▶ Exercise details
Each of the entries should be retyped precisely as it appears.

— Start Record excerpts —

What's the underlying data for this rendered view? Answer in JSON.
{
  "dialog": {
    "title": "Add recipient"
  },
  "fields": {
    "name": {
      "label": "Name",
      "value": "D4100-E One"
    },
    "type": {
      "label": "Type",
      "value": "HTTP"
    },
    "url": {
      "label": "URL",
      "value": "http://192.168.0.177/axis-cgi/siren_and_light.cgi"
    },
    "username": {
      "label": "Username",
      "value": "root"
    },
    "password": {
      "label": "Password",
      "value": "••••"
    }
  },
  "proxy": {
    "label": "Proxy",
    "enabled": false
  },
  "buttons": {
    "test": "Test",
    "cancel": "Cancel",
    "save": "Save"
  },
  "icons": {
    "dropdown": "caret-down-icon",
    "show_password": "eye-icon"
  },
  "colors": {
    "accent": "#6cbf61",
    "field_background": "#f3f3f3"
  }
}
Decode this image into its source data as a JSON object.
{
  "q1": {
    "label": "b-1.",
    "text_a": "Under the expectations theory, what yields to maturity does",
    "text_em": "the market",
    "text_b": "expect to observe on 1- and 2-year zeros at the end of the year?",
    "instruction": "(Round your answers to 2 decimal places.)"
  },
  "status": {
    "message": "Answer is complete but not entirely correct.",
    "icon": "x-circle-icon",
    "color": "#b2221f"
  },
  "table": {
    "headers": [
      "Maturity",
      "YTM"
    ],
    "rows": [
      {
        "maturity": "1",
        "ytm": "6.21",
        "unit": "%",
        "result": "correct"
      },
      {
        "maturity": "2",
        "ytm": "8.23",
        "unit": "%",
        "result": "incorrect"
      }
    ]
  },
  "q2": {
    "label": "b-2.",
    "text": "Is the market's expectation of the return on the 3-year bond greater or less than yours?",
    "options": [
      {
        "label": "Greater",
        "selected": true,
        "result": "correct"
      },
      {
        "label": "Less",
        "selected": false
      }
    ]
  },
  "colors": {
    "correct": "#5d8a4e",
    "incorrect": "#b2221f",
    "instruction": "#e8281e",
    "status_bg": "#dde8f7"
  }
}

— End Record excerpts —

▶ Answer to the exercise
What's the underlying data for this rendered view? Answer in JSON.
{
  "dialog": {
    "title": "Add recipient"
  },
  "fields": {
    "name": {
      "label": "Name",
      "value": "D4100-E One"
    },
    "type": {
      "label": "Type",
      "value": "HTTP"
    },
    "url": {
      "label": "URL",
      "value": "http://192.168.0.177/axis-cgi/siren_and_light.cgi"
    },
    "username": {
      "label": "Username",
      "value": "root"
    },
    "password": {
      "label": "Password",
      "value": "••••"
    }
  },
  "proxy": {
    "label": "Proxy",
    "enabled": false
  },
  "buttons": {
    "test": "Test",
    "cancel": "Cancel",
    "save": "Save"
  },
  "icons": {
    "dropdown": "caret-down-icon",
    "show_password": "eye-icon"
  },
  "colors": {
    "accent": "#6cbf61",
    "field_background": "#f3f3f3"
  }
}
Decode this image into its source data as a JSON object.
{
  "q1": {
    "label": "b-1.",
    "text_a": "Under the expectations theory, what yields to maturity does",
    "text_em": "the market",
    "text_b": "expect to observe on 1- and 2-year zeros at the end of the year?",
    "instruction": "(Round your answers to 2 decimal places.)"
  },
  "status": {
    "message": "Answer is complete but not entirely correct.",
    "icon": "x-circle-icon",
    "color": "#b2221f"
  },
  "table": {
    "headers": [
      "Maturity",
      "YTM"
    ],
    "rows": [
      {
        "maturity": "1",
        "ytm": "6.21",
        "unit": "%",
        "result": "correct"
      },
      {
        "maturity": "2",
        "ytm": "8.23",
        "unit": "%",
        "result": "incorrect"
      }
    ]
  },
  "q2": {
    "label": "b-2.",
    "text": "Is the market's expectation of the return on the 3-year bond greater or less than yours?",
    "options": [
      {
        "label": "Greater",
        "selected": true,
        "result": "correct"
      },
      {
        "label": "Less",
        "selected": false
      }
    ]
  },
  "colors": {
    "correct": "#5d8a4e",
    "incorrect": "#b2221f",
    "instruction": "#e8281e",
    "status_bg": "#dde8f7"
  }
}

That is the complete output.